On Monday, the Las Vegas-based UFC announced a seven-year, $7.7 billion media rights deal with Paramount to stream all of its fights on Paramount+ in the United States, with select events to be simulcast on CBS.

UFC CEO Dana White tells Forbes he had a preexisting relationship with Larry Ellison and spoke with David at each of those events, one of many network executives looking to land the MMA behemoth. But it was Ellison who swooped in and knocked out the competition just days after the merger between his Skydance and Paramount was approved.

“These guys came in aggressive with an all-or-nothing approach and said, We want the whole thing,” White says. “The Ellisons are brilliant businessmen and have a whole game plan behind this thing. I can’t wait to be in business with them.”

At $1.1 billion per year in average annual value, the UFC will now earn nearly as much in media rights fees as MLB ($1.8 billion), the Olympics ($1.3 billion), March Madness ($1.1 billion) and Nascar ($1.1 billion), dwarfing the likes of the NHL ($635 million) and the PGA Tour ($700 million). And that figure only covers the United States. The UFC will continue to sell its international rights territory by territory through IMG, a category worth an estimated $250 million per year.

Unlike other sports leagues, however, the UFC funds its own broadcast productions to maintain control over the look and feel of its events. Any talk of offloading those costs to a partner, and thus ceding control, was a non-starter. “It’s going to be like that until I leave,” says the 56-year-old White.

Paramount’s annual payouts nearly double the UFC’s current media rights revenue from ESPN, the promotion’s partner since 2019. The existing deal will continue through the end of 2025, and pays the UFC an estimated $350 million per year to distribute 30 UFC Fight Nights per year on ESPN+. Additionally, under the most recent extension signed in 2023, ESPN pays an estimated $250 million per year up front for the UFC’s 13 “numbered” events, which the network then offers to ESPN+ subscribers for an additional pay-per-view fee, keeping all of the PPV sales revenue.

• STATED PROBLEM 1
Reproduce the stretch from "UFC CEO Dana" through "Paramount was approved." in the UFC media-rights excerpt, word for word.
• STATED PROBLEM 2
Answer these questions using the UFC media-rights excerpt:
(a) How long does the Paramount deal run, and what is its total value?
(b) Through which company will the UFC keep selling its international rights?
(c) Since what year has ESPN been the promotion's partner?
• STATED PROBLEM 3
Go on with the UFC media-rights excerpt, picking up after its final sentence.

• RECORD EXCERPTS

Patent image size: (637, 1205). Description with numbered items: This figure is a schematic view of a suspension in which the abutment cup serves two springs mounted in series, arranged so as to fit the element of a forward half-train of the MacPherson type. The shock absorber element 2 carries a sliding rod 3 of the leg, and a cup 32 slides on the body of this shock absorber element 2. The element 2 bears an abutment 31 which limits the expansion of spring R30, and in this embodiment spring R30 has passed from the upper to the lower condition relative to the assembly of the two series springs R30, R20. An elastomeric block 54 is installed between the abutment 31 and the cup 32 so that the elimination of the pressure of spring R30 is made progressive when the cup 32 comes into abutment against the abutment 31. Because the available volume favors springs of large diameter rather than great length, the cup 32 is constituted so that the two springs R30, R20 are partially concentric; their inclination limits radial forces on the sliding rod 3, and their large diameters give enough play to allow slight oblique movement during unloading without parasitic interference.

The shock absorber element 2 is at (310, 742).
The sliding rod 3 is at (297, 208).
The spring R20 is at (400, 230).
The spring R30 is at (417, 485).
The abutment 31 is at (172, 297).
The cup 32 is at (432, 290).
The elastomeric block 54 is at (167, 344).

• FINAL RESULT 1
UFC CEO Dana White tells Forbes he had a preexisting relationship with Larry Ellison and spoke with David at each of those events, one of many network executives looking to land the MMA behemoth. But it was Ellison who swooped in and knocked out the competition just days after the merger between his Skydance and Paramount was approved.

• FINAL RESULT 2
(a) Seven years, for $7.7 billion.
(b) IMG.
(c) 2019.

• FINAL RESULT 3
The major change in this new deal is the elimination of the pay-per-view model that has been a bedrock of UFC programming since its inception in 1993.

Mark Shapiro, president and chief operating officer of UFC-parent company TKO Holdings, says UFC has wanted to ditch the PPV model since the beginning of negotiations with potential partners in February. At nearly $100 per month for fans to access both tiers of UFC events, he says the model had gotten too expensive for many fans, leading to a massive spike in pirated streams during the biggest events.

“That's when we really knew the price point or the double paywall had gotten out of control,” says Shapiro, who was previously head of programming and production at ESPN. “We were seeing piracy number up tenfold, which is what you see for big boxing pay-per-views.”

As negotiations continued this summer, White and Shapiro assumed the UFC would need to divide its media rights package among several partners. At one point, they considered using as many as five different distributors, with Netflix and Warner Bros. Discovery reportedly included among the suitors.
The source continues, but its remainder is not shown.